-- START --
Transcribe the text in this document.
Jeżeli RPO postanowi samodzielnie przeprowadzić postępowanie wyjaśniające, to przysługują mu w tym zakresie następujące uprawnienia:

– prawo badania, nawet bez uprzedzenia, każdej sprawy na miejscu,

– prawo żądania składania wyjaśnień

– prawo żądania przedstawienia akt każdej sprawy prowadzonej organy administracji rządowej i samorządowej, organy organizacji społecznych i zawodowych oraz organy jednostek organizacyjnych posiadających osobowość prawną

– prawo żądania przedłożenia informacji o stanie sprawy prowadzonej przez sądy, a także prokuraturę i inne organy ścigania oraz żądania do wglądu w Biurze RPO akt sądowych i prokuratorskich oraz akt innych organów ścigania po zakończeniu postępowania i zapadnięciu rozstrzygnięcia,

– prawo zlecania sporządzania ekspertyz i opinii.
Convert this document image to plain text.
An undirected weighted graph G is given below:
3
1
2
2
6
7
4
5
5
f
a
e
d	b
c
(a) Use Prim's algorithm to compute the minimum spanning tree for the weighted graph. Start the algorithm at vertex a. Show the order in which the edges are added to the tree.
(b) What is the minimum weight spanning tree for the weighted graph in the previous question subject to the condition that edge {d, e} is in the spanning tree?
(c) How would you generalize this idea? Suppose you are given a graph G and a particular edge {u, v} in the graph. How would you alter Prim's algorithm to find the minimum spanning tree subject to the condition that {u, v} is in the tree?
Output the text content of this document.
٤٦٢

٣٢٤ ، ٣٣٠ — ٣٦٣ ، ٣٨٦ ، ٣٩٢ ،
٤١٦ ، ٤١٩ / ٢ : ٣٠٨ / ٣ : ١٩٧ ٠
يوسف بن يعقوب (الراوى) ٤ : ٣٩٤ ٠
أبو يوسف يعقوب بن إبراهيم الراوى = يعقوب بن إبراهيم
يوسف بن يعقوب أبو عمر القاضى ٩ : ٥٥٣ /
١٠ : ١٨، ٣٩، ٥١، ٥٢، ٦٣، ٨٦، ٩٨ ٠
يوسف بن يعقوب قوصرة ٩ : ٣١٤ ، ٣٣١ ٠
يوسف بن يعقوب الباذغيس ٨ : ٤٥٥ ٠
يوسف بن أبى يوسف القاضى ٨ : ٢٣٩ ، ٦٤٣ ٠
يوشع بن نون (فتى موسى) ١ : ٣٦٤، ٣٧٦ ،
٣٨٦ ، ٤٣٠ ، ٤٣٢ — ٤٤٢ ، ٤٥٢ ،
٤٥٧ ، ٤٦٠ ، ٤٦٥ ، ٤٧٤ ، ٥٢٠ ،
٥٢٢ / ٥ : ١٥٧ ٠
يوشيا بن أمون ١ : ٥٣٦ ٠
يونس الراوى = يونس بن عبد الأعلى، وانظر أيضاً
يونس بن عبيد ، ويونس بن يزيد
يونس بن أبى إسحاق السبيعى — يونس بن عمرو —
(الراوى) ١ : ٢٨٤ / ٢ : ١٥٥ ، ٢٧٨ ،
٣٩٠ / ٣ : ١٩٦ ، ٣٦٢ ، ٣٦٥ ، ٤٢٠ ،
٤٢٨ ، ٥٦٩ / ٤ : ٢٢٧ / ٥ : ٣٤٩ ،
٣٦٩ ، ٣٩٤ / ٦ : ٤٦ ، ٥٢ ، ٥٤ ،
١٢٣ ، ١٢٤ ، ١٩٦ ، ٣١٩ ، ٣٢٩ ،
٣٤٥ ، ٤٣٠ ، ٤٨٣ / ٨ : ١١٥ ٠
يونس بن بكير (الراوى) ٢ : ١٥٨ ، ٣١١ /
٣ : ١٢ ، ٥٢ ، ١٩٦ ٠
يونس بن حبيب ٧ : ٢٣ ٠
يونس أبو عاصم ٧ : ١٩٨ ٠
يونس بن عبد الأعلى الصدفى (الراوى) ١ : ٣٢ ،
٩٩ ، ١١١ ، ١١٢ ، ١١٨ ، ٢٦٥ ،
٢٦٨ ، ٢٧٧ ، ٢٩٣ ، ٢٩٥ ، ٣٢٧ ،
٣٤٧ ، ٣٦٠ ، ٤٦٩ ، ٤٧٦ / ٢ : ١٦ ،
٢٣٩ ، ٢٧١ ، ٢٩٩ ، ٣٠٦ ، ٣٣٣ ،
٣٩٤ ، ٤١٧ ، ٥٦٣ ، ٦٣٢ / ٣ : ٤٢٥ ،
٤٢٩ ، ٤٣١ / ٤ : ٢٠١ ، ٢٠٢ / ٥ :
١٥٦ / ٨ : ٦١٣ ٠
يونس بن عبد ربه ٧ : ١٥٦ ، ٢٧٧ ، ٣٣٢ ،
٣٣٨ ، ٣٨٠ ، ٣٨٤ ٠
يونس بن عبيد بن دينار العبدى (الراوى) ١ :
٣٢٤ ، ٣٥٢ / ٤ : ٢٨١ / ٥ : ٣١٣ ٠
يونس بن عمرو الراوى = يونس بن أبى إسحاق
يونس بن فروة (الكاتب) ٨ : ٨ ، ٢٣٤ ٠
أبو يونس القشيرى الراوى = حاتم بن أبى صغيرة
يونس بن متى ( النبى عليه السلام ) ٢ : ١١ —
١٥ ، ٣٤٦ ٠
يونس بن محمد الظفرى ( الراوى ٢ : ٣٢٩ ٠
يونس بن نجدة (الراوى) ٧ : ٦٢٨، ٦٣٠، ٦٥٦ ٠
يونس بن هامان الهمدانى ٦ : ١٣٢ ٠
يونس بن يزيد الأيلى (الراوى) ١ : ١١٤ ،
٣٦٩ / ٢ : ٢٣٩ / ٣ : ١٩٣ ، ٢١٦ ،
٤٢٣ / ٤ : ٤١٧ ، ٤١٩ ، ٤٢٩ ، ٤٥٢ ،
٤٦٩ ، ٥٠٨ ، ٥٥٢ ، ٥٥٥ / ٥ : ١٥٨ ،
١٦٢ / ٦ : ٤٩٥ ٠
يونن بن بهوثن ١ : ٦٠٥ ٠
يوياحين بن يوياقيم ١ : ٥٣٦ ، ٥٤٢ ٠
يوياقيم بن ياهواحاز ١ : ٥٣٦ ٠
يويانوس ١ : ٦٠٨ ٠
-- END --
WHAT YOU SHOULD DO: Reply with nothing but the number of lines in the data above that contain "tree".

CORRECT RESPONSE: 3